BEGIN Supplied material

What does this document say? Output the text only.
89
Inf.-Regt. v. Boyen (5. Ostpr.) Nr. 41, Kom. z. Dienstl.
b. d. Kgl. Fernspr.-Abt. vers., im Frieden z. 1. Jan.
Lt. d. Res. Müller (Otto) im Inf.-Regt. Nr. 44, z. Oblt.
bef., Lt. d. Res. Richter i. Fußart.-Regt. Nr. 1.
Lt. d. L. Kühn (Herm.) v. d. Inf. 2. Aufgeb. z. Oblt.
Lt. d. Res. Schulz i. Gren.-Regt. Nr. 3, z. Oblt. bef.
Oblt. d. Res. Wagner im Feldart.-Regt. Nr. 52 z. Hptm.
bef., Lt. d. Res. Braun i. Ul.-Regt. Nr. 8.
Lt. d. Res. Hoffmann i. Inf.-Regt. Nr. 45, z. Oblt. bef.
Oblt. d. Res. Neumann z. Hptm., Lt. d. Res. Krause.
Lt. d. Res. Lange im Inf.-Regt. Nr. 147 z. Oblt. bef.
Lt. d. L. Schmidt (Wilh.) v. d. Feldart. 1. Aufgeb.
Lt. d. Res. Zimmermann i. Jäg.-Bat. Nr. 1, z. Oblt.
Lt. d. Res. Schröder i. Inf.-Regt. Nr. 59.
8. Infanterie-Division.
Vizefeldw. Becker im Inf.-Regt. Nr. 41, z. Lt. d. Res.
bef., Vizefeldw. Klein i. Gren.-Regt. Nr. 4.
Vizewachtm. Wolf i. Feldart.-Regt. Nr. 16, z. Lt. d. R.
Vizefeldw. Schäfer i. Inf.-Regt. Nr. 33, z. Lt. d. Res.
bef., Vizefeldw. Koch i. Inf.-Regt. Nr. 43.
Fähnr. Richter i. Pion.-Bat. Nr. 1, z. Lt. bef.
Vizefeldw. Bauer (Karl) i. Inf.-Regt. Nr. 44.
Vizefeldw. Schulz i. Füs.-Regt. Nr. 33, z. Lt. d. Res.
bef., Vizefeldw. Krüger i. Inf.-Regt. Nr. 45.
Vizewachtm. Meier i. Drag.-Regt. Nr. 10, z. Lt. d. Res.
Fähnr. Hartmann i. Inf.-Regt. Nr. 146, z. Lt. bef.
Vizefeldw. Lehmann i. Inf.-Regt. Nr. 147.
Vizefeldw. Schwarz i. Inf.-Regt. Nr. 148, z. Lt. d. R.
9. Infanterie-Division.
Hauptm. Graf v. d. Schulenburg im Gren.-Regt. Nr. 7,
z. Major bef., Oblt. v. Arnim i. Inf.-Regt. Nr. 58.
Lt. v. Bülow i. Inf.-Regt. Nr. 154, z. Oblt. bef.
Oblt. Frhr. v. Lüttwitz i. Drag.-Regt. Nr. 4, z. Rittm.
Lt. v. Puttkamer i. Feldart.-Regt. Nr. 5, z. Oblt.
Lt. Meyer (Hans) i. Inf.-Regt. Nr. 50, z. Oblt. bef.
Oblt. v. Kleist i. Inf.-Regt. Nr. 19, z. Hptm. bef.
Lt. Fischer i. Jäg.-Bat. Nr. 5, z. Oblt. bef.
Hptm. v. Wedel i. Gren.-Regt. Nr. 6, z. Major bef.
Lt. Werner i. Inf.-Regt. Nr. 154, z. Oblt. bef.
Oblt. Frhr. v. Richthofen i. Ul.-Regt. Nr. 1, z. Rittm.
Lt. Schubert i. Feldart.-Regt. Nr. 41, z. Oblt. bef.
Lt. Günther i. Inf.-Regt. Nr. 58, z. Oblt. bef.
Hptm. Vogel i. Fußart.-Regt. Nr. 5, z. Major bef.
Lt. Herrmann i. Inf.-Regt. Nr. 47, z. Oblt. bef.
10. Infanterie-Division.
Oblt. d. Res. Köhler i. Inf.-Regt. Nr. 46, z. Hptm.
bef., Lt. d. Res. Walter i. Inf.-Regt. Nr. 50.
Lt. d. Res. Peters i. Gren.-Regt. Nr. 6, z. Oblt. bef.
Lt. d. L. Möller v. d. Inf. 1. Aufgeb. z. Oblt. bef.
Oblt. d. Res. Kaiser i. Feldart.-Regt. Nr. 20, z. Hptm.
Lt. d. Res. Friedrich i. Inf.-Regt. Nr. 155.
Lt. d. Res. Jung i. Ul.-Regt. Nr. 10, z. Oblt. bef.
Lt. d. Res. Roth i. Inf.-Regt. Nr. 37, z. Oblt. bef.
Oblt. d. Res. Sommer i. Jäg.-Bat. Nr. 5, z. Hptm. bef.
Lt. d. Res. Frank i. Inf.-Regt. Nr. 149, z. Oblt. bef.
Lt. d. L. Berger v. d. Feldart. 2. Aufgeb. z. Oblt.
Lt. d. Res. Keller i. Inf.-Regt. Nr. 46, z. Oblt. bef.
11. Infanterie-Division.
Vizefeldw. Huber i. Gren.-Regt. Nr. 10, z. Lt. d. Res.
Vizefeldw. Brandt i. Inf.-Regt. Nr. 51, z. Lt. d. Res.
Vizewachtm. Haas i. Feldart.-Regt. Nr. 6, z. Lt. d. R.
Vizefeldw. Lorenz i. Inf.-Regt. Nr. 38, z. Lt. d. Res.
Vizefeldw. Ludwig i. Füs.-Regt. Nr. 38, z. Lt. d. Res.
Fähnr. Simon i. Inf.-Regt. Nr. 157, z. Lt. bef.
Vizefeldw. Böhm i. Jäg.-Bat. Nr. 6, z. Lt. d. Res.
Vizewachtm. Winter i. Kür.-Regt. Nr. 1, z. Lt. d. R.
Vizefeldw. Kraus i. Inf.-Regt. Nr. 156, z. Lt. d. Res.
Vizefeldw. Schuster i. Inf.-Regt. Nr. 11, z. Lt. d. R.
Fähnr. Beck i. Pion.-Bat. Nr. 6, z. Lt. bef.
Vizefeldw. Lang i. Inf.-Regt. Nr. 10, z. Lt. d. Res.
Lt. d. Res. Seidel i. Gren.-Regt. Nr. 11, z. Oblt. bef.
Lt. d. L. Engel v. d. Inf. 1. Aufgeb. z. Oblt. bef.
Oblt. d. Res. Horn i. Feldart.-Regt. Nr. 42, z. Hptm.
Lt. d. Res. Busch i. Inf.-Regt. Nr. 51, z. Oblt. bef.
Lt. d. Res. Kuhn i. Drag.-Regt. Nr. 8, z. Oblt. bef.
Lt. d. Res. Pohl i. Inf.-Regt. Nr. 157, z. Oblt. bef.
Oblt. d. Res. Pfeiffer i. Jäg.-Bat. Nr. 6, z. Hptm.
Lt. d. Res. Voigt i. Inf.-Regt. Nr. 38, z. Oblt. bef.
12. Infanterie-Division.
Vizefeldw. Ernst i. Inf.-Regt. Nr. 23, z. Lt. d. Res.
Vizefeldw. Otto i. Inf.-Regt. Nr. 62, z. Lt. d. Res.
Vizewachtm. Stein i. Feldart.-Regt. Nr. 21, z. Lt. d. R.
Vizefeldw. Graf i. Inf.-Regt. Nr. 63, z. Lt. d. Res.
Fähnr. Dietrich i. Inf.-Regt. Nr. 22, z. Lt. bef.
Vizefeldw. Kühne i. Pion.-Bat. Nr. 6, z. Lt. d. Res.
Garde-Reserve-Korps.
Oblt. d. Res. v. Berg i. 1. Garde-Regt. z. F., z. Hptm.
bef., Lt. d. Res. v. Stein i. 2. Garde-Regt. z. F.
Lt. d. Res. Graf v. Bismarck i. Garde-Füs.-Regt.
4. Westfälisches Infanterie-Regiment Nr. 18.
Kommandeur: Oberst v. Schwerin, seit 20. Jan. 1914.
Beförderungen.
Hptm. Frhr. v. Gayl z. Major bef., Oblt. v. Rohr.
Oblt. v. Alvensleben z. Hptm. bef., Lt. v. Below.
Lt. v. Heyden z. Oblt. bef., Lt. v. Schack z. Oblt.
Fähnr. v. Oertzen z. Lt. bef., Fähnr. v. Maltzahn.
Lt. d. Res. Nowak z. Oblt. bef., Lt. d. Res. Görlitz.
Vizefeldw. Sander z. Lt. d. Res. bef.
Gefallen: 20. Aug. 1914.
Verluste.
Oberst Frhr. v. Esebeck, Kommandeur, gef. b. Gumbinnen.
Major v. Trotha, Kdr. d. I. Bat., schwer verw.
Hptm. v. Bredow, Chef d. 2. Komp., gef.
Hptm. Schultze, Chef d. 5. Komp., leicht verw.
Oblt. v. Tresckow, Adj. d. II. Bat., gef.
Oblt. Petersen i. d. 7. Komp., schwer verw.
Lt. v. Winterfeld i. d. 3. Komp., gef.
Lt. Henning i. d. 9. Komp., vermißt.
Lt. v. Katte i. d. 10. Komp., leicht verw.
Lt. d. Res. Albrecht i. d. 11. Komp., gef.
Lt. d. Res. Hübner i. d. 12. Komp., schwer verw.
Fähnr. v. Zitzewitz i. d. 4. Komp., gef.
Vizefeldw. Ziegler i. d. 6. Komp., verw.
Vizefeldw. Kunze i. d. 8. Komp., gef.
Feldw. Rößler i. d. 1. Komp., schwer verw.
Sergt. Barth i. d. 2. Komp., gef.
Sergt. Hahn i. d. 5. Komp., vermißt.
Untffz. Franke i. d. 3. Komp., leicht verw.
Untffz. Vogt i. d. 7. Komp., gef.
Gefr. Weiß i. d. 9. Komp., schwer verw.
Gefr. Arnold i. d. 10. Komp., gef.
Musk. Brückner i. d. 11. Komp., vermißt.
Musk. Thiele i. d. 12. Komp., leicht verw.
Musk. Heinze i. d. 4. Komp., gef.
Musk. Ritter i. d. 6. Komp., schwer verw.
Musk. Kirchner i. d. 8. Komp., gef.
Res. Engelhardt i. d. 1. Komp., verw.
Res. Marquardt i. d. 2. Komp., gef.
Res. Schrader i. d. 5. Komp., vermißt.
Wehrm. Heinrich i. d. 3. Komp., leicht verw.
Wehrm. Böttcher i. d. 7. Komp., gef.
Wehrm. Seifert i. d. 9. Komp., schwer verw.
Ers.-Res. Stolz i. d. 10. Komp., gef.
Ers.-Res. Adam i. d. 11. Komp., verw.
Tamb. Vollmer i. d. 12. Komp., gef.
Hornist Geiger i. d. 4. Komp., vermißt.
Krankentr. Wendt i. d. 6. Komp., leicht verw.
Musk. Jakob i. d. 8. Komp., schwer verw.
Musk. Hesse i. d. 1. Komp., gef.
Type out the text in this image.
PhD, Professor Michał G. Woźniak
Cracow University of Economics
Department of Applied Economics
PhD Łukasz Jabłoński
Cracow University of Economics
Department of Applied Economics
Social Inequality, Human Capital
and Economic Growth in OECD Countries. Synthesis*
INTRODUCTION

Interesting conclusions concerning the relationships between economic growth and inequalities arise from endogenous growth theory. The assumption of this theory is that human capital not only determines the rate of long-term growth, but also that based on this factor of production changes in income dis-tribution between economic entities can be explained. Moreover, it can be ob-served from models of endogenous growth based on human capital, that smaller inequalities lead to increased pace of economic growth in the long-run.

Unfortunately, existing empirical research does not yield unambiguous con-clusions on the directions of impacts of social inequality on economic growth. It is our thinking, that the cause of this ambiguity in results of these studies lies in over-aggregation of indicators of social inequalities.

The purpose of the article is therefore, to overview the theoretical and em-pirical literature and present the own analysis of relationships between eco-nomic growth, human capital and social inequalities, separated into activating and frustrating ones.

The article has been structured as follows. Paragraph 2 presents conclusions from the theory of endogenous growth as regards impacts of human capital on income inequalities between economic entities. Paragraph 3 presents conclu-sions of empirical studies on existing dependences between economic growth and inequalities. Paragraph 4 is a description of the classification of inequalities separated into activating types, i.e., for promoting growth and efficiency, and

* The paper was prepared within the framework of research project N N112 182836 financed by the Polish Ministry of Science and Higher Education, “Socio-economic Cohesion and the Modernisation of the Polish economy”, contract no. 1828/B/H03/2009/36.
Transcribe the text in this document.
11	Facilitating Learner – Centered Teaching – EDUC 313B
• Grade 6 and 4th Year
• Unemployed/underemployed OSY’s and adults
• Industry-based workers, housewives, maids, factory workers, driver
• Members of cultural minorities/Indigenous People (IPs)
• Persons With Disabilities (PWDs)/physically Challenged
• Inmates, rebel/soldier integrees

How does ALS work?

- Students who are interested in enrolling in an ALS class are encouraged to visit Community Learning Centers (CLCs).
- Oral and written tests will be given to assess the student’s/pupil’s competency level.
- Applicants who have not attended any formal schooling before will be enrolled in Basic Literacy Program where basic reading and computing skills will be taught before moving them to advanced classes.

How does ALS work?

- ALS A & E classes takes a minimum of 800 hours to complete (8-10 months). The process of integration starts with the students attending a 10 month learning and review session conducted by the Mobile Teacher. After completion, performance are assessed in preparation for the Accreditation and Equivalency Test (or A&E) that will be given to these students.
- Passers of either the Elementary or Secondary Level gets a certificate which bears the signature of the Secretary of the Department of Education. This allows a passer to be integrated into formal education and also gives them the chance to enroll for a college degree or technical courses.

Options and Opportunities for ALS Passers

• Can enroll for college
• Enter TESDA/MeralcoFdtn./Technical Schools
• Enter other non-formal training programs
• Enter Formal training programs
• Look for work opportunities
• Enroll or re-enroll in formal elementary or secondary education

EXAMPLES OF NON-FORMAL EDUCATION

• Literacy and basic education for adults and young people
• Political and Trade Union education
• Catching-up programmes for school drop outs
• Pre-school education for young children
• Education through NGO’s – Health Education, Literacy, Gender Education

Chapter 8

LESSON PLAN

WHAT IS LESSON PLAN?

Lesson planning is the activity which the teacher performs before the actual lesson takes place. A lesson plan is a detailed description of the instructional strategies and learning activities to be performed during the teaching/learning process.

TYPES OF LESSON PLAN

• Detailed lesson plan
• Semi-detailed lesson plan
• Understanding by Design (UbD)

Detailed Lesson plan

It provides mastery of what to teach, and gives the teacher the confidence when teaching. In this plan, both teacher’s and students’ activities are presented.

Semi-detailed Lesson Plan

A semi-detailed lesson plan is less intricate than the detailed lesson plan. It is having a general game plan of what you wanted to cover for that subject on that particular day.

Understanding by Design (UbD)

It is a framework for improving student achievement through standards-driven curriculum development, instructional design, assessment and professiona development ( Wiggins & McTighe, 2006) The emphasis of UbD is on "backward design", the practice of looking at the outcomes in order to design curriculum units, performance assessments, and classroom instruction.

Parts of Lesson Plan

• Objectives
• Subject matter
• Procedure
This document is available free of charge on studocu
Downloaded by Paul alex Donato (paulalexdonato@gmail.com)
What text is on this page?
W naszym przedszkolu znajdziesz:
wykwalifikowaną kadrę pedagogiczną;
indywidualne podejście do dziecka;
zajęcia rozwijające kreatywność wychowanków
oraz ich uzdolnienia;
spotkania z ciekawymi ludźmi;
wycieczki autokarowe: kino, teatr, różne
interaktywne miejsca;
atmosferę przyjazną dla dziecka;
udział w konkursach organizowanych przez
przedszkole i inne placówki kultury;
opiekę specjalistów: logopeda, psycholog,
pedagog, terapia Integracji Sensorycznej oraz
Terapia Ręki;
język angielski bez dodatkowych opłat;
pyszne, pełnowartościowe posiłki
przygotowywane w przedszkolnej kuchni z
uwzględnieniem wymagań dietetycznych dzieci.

END Supplied material

* _Task description_
Which lines hold the word "classes"? Copy each of them from the records.

* _Finished task_
- Applicants who have not attended any formal schooling before will be enrolled in Basic Literacy Program where basic reading and computing skills will be taught before moving them to advanced classes.
- ALS A & E classes takes a minimum of 800 hours to complete (8-10 months). The process of integration starts with the students attending a 10 month learning and review session conducted by the Mobile Teacher. After completion, performance are assessed in preparation for the Accreditation and Equivalency Test (or A&E) that will be given to these students.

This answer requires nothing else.